▶ Your goal:
Tally the lines that include the word "Recibidos" and reply with nothing but the total.

(Dataset items)
- - -

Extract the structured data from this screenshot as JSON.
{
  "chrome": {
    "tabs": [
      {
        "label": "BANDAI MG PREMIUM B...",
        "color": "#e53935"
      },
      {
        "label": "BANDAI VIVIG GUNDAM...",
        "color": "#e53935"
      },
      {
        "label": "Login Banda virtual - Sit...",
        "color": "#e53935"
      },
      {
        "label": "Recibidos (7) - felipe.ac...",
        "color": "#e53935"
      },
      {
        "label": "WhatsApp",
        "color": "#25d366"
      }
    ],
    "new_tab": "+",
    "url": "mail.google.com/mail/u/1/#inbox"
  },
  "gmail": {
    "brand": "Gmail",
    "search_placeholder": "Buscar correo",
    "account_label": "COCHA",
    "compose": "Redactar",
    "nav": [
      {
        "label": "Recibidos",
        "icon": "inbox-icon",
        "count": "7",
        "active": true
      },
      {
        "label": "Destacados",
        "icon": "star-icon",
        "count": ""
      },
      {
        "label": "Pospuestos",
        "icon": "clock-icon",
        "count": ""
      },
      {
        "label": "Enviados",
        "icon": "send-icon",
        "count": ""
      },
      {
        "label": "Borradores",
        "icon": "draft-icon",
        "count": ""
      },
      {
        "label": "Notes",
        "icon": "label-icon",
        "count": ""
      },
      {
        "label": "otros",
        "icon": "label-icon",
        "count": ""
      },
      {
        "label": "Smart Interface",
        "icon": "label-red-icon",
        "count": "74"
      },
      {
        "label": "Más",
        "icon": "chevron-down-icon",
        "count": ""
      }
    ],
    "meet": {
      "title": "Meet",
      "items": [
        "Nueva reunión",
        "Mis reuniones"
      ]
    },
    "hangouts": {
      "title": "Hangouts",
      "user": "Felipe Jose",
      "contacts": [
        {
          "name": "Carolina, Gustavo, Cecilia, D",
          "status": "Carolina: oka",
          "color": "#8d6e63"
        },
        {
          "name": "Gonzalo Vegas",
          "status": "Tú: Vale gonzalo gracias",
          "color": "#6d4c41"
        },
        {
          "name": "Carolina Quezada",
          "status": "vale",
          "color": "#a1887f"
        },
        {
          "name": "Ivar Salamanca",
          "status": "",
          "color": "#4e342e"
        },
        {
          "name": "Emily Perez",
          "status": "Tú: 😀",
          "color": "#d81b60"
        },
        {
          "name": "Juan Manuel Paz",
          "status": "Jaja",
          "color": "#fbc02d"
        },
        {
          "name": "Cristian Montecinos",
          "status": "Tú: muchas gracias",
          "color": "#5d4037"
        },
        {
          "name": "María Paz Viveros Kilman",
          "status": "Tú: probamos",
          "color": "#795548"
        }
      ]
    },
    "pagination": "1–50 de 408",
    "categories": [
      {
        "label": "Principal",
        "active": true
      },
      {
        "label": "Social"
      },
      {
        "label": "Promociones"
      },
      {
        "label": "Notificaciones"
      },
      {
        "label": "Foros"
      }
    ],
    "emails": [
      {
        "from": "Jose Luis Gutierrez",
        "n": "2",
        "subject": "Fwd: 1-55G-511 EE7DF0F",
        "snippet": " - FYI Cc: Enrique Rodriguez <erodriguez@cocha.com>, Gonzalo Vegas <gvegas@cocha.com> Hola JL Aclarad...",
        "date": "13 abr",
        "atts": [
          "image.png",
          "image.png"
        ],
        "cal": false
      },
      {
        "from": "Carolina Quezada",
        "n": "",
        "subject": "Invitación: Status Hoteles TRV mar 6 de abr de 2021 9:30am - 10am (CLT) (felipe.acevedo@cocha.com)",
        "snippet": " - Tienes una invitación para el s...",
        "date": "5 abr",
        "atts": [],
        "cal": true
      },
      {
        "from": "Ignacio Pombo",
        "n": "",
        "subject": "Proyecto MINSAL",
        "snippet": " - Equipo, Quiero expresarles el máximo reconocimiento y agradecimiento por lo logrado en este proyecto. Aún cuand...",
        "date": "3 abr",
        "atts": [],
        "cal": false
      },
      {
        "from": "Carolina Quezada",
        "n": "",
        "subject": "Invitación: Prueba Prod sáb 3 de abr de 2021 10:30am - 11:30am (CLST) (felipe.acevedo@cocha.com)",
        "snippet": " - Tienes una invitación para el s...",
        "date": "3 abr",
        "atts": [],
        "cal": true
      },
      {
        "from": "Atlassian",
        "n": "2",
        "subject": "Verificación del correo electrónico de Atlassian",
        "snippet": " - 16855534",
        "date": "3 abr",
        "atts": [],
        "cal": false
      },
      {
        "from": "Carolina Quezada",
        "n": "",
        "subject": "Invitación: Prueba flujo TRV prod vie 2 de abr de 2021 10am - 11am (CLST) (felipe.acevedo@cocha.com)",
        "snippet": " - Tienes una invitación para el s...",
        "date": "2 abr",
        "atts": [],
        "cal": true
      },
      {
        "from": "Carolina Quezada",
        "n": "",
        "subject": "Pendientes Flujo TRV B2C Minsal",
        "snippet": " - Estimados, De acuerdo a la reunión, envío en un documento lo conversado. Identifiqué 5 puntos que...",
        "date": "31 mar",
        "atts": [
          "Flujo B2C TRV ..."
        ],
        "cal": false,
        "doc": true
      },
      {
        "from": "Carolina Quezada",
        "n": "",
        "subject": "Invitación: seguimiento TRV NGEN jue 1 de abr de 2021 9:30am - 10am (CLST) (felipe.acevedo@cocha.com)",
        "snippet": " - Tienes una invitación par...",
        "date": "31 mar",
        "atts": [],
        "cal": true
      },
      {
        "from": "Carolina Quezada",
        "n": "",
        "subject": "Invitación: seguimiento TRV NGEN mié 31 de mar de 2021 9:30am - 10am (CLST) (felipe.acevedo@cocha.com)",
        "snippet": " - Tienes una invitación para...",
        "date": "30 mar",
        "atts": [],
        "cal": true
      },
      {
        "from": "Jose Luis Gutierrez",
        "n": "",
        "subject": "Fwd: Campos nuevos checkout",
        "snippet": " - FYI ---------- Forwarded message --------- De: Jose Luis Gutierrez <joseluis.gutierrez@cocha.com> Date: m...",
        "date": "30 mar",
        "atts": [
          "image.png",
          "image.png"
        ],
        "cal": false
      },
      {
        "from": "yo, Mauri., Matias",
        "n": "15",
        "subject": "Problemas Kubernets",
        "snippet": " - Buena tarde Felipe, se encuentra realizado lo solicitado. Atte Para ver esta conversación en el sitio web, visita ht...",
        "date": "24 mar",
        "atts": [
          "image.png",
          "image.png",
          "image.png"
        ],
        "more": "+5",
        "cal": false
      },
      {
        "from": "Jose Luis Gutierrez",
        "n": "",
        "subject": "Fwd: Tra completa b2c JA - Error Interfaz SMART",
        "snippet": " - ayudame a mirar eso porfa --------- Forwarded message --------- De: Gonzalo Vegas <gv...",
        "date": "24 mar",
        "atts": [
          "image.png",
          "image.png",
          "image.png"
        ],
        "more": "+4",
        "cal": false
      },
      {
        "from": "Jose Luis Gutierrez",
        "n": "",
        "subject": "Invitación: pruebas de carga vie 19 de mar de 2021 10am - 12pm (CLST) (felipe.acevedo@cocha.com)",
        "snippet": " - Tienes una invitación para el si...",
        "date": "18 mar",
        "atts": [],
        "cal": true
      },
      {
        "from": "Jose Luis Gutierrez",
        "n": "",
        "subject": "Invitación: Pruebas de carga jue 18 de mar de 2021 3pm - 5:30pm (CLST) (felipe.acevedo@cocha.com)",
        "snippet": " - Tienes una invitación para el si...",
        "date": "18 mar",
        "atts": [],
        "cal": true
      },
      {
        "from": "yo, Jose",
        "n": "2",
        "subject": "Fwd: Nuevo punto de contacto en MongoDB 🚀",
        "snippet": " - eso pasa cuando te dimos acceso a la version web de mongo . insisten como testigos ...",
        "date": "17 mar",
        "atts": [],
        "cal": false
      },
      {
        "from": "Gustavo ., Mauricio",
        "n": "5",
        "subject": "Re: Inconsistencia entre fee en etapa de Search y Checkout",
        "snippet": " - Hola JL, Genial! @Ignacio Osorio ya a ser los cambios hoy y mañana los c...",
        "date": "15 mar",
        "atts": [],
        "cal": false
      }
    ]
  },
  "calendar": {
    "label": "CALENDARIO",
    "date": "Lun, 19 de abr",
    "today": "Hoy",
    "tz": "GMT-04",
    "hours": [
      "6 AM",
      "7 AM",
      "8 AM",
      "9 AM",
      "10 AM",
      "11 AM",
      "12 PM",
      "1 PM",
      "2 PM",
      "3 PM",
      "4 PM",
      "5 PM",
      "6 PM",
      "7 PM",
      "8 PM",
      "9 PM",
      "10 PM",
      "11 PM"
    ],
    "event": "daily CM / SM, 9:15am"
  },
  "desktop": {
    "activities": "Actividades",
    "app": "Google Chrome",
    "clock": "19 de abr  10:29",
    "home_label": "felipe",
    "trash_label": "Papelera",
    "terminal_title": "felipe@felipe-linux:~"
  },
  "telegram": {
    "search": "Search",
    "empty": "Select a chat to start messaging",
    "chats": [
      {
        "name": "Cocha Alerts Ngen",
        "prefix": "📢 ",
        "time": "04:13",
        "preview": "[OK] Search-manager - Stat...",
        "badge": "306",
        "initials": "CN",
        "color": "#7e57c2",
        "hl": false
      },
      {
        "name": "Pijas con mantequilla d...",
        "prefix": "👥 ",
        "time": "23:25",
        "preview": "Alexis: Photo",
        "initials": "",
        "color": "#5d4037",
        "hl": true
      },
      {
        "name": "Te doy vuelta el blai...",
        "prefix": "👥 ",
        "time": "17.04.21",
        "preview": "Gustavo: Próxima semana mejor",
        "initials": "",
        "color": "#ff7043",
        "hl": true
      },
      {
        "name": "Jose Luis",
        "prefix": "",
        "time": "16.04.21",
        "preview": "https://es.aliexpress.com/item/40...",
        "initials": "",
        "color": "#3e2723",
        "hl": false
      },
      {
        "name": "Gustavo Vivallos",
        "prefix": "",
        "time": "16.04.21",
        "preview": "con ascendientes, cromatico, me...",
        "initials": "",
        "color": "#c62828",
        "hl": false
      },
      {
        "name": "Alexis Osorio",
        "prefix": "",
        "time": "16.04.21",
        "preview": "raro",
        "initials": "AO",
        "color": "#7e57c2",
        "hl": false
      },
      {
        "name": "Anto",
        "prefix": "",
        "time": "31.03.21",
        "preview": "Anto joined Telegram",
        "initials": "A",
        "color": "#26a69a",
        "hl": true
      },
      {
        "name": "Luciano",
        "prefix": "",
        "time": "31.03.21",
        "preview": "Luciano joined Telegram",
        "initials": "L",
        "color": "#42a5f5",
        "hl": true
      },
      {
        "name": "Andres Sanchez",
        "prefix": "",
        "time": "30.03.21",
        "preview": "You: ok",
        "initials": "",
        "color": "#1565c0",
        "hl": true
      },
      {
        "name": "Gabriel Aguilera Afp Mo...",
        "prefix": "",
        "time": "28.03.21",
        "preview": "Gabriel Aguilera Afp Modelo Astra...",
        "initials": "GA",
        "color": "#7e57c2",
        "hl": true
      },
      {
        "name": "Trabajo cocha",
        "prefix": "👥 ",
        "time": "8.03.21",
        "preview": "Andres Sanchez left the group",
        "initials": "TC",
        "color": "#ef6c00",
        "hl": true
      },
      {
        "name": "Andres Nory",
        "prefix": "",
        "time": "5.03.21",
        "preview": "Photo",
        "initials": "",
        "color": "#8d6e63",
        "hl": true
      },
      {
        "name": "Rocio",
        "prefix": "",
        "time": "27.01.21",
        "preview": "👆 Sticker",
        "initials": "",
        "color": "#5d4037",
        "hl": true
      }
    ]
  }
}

- - -

▶ Full output:
2